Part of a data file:
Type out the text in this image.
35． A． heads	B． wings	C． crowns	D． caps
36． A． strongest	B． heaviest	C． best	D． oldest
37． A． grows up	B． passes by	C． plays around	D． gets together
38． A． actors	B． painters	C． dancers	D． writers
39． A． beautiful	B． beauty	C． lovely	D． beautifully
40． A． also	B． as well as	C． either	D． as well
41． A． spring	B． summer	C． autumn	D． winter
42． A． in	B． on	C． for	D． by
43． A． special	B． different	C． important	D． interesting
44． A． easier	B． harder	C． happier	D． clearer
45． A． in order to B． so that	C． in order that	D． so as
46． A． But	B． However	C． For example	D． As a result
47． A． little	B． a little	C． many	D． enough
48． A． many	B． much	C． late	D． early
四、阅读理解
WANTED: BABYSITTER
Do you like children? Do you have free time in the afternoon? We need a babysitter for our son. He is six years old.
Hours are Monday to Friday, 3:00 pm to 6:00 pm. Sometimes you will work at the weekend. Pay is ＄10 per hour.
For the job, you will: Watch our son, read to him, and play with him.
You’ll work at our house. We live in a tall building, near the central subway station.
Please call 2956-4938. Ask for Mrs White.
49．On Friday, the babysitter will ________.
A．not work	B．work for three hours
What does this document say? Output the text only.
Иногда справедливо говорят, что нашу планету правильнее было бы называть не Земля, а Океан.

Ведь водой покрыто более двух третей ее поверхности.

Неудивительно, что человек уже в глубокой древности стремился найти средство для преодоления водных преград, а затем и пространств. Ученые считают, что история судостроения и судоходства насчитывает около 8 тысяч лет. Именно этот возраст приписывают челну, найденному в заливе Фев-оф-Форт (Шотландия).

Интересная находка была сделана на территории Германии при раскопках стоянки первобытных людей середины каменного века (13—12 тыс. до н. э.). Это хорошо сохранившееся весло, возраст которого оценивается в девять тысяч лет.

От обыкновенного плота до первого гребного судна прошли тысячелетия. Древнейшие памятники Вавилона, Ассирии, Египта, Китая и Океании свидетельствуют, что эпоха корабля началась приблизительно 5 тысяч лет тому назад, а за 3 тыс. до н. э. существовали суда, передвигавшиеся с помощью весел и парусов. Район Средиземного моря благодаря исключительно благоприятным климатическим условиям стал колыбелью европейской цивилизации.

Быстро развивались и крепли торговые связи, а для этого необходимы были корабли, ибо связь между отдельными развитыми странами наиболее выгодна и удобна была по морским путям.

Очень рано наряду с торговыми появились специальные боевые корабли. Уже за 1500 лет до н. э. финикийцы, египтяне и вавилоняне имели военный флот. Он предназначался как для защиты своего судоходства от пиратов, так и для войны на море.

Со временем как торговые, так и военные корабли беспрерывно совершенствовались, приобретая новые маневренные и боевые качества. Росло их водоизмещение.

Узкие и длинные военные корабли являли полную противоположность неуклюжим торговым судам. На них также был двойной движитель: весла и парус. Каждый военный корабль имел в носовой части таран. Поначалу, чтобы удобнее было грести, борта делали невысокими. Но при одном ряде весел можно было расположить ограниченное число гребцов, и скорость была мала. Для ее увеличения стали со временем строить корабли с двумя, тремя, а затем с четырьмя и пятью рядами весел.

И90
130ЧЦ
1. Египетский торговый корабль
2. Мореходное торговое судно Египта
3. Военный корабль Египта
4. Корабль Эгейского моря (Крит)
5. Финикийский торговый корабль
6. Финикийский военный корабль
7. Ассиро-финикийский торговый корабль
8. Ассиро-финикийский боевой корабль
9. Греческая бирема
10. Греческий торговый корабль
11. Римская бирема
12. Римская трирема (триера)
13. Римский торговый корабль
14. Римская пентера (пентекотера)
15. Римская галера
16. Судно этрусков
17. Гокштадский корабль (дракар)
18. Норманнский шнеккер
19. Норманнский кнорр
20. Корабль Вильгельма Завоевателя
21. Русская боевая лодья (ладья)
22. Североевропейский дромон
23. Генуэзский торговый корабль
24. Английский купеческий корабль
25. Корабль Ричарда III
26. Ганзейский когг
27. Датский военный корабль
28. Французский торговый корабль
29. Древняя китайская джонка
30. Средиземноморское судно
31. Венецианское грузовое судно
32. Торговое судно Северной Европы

▶ **Exercise instructions**
Each record above must be given again exactly.

▶ **Written answer**
Type out the text in this image.
35． A． heads	B． wings	C． crowns	D． caps
36． A． strongest	B． heaviest	C． best	D． oldest
37． A． grows up	B． passes by	C． plays around	D． gets together
38． A． actors	B． painters	C． dancers	D． writers
39． A． beautiful	B． beauty	C． lovely	D． beautifully
40． A． also	B． as well as	C． either	D． as well
41． A． spring	B． summer	C． autumn	D． winter
42． A． in	B． on	C． for	D． by
43． A． special	B． different	C． important	D． interesting
44． A． easier	B． harder	C． happier	D． clearer
45． A． in order to B． so that	C． in order that	D． so as
46． A． But	B． However	C． For example	D． As a result
47． A． little	B． a little	C． many	D． enough
48． A． many	B． much	C． late	D． early
四、阅读理解
WANTED: BABYSITTER
Do you like children? Do you have free time in the afternoon? We need a babysitter for our son. He is six years old.
Hours are Monday to Friday, 3:00 pm to 6:00 pm. Sometimes you will work at the weekend. Pay is ＄10 per hour.
For the job, you will: Watch our son, read to him, and play with him.
You’ll work at our house. We live in a tall building, near the central subway station.
Please call 2956-4938. Ask for Mrs White.
49．On Friday, the babysitter will ________.
A．not work	B．work for three hours
What does this document say? Output the text only.
Иногда справедливо говорят, что нашу планету правильнее было бы называть не Земля, а Океан.

Ведь водой покрыто более двух третей ее поверхности.

Неудивительно, что человек уже в глубокой древности стремился найти средство для преодоления водных преград, а затем и пространств. Ученые считают, что история судостроения и судоходства насчитывает около 8 тысяч лет. Именно этот возраст приписывают челну, найденному в заливе Фев-оф-Форт (Шотландия).

Интересная находка была сделана на территории Германии при раскопках стоянки первобытных людей середины каменного века (13—12 тыс. до н. э.). Это хорошо сохранившееся весло, возраст которого оценивается в девять тысяч лет.

От обыкновенного плота до первого гребного судна прошли тысячелетия. Древнейшие памятники Вавилона, Ассирии, Египта, Китая и Океании свидетельствуют, что эпоха корабля началась приблизительно 5 тысяч лет тому назад, а за 3 тыс. до н. э. существовали суда, передвигавшиеся с помощью весел и парусов. Район Средиземного моря благодаря исключительно благоприятным климатическим условиям стал колыбелью европейской цивилизации.

Быстро развивались и крепли торговые связи, а для этого необходимы были корабли, ибо связь между отдельными развитыми странами наиболее выгодна и удобна была по морским путям.

Очень рано наряду с торговыми появились специальные боевые корабли. Уже за 1500 лет до н. э. финикийцы, египтяне и вавилоняне имели военный флот. Он предназначался как для защиты своего судоходства от пиратов, так и для войны на море.

Со временем как торговые, так и военные корабли беспрерывно совершенствовались, приобретая новые маневренные и боевые качества. Росло их водоизмещение.

Узкие и длинные военные корабли являли полную противоположность неуклюжим торговым судам. На них также был двойной движитель: весла и парус. Каждый военный корабль имел в носовой части таран. Поначалу, чтобы удобнее было грести, борта делали невысокими. Но при одном ряде весел можно было расположить ограниченное число гребцов, и скорость была мала. Для ее увеличения стали со временем строить корабли с двумя, тремя, а затем с четырьмя и пятью рядами весел.

И90
130ЧЦ
1. Египетский торговый корабль
2. Мореходное торговое судно Египта
3. Военный корабль Египта
4. Корабль Эгейского моря (Крит)
5. Финикийский торговый корабль
6. Финикийский военный корабль
7. Ассиро-финикийский торговый корабль
8. Ассиро-финикийский боевой корабль
9. Греческая бирема
10. Греческий торговый корабль
11. Римская бирема
12. Римская трирема (триера)
13. Римский торговый корабль
14. Римская пентера (пентекотера)
15. Римская галера
16. Судно этрусков
17. Гокштадский корабль (дракар)
18. Норманнский шнеккер
19. Норманнский кнорр
20. Корабль Вильгельма Завоевателя
21. Русская боевая лодья (ладья)
22. Североевропейский дромон
23. Генуэзский торговый корабль
24. Английский купеческий корабль
25. Корабль Ричарда III
26. Ганзейский когг
27. Датский военный корабль
28. Французский торговый корабль
29. Древняя китайская джонка
30. Средиземноморское судно
31. Венецианское грузовое судно
32. Торговое судно Северной Европы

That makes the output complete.